-- start of Data for processing --
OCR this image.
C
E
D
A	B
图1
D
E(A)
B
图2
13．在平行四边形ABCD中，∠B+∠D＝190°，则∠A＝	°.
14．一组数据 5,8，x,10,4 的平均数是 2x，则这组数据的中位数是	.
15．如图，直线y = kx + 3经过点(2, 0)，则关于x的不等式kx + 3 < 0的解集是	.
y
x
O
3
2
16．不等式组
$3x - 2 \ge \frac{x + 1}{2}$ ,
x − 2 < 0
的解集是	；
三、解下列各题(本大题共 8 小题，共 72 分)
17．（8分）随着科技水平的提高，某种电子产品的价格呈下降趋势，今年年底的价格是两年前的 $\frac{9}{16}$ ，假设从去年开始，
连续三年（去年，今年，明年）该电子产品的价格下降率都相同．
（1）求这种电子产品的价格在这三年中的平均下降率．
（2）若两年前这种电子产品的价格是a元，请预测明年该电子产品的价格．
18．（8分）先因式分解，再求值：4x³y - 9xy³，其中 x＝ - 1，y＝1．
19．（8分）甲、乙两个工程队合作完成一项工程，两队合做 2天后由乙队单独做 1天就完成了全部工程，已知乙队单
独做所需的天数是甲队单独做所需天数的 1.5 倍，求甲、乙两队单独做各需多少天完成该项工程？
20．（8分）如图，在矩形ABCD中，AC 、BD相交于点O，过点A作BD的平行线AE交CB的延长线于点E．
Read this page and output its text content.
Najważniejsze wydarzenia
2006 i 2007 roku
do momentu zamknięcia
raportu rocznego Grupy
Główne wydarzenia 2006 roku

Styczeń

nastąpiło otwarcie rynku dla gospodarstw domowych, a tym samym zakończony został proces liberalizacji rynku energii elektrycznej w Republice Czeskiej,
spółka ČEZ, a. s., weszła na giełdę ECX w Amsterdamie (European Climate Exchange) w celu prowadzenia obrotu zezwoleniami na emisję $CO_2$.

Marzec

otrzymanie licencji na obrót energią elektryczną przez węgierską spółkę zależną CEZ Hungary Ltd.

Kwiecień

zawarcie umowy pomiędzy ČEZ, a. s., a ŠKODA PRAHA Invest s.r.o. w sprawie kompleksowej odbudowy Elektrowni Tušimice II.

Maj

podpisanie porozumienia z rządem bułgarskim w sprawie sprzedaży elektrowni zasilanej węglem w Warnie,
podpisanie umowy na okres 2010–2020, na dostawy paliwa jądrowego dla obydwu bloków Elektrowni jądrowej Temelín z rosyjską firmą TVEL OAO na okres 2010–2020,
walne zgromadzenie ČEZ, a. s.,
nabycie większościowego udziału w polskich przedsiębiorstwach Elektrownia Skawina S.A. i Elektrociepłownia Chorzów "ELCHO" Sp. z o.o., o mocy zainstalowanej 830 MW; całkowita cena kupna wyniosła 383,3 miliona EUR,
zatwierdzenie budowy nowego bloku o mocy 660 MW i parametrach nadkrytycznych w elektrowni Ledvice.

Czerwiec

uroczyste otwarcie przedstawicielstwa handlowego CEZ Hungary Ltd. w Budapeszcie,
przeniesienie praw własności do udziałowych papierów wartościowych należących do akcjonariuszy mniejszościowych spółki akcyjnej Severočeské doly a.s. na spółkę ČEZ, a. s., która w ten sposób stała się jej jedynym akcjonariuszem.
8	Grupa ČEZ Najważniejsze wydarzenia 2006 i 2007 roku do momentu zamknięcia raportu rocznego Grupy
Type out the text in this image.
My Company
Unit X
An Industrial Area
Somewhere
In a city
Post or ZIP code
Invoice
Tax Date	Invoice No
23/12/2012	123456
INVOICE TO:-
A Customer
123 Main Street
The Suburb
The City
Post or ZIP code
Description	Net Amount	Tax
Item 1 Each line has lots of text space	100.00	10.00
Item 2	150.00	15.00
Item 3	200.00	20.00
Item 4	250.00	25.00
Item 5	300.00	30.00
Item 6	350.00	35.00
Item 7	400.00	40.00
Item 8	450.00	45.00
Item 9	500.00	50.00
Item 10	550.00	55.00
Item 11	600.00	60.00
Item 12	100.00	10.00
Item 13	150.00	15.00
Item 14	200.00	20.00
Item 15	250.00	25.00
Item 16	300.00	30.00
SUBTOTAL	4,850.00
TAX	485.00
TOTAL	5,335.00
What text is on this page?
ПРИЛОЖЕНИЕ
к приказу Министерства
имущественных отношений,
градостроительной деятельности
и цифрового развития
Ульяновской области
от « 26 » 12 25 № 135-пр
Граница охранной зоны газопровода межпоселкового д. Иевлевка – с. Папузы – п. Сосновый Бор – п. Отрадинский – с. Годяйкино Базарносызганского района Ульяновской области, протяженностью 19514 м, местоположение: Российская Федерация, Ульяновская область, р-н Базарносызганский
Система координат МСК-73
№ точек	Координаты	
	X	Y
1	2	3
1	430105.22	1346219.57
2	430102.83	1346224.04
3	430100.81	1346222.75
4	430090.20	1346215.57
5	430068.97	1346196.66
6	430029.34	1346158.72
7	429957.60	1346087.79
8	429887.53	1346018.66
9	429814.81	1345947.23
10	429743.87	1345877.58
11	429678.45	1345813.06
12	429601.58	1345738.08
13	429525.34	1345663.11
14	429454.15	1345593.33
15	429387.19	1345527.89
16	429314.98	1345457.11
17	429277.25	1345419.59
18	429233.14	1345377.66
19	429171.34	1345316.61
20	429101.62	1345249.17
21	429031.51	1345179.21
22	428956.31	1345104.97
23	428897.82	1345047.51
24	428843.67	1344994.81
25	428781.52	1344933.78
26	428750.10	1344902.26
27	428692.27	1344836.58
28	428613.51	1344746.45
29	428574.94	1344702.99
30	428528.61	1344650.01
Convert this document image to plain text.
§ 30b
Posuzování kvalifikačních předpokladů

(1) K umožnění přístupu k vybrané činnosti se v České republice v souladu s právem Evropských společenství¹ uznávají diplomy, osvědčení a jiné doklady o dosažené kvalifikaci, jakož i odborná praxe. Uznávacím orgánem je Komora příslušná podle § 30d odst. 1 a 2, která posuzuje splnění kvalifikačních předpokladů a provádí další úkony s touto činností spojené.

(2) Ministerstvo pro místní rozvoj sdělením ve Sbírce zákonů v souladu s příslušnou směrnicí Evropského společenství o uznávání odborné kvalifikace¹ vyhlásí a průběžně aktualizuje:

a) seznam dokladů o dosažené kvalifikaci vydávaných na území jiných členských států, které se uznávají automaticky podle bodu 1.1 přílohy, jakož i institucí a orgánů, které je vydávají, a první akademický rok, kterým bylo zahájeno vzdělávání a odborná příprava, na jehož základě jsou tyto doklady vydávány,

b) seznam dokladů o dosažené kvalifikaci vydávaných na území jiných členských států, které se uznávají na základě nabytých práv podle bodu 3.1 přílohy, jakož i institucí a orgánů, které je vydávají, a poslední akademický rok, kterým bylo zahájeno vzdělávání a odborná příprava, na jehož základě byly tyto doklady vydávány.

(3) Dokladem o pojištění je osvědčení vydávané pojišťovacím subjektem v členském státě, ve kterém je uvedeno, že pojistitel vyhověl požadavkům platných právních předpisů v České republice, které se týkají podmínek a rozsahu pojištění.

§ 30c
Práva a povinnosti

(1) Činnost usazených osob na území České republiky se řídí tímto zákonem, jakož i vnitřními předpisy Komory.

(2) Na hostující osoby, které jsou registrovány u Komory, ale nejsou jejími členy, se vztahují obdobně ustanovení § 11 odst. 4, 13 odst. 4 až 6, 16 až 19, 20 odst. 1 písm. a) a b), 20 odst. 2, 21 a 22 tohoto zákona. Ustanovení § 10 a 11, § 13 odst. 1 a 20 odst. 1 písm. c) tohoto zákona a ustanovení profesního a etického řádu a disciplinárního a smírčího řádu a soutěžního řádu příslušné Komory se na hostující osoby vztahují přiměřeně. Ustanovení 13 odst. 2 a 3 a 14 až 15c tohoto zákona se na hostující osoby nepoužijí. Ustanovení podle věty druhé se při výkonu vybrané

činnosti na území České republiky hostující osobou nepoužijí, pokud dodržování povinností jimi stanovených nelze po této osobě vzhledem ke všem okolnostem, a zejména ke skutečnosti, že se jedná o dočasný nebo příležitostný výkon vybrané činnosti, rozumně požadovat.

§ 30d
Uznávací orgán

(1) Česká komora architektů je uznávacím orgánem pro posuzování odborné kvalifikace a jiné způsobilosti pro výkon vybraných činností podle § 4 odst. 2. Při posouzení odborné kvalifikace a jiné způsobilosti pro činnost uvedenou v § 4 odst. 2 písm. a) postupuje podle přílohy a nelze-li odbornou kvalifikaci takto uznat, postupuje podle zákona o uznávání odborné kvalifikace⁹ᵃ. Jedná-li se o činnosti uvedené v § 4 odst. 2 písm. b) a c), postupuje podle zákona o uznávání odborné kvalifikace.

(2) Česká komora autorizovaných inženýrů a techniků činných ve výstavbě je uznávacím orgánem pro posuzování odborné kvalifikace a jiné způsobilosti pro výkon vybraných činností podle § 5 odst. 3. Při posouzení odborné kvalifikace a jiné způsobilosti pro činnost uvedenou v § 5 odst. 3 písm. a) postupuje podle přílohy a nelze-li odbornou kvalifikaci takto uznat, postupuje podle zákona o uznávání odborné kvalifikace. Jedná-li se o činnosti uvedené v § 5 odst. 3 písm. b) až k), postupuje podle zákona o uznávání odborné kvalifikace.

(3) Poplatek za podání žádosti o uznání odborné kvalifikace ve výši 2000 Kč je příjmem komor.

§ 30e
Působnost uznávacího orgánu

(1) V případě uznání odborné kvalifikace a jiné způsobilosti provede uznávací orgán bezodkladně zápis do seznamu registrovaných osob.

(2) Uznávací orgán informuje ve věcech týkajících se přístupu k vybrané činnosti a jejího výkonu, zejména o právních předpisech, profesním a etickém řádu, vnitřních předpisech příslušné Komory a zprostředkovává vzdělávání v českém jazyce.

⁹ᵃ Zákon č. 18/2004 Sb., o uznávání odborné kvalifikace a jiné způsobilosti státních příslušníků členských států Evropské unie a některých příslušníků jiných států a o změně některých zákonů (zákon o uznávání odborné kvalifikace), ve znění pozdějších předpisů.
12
-- end of Data for processing --
Extract every line of the records above that contains the word "otwarcie".

◆ Expected answer
nastąpiło otwarcie rynku dla gospodarstw domowych, a tym samym zakończony został proces liberalizacji rynku energii elektrycznej w Republice Czeskiej,
uroczyste otwarcie przedstawicielstwa handlowego CEZ Hungary Ltd. w Budapeszcie,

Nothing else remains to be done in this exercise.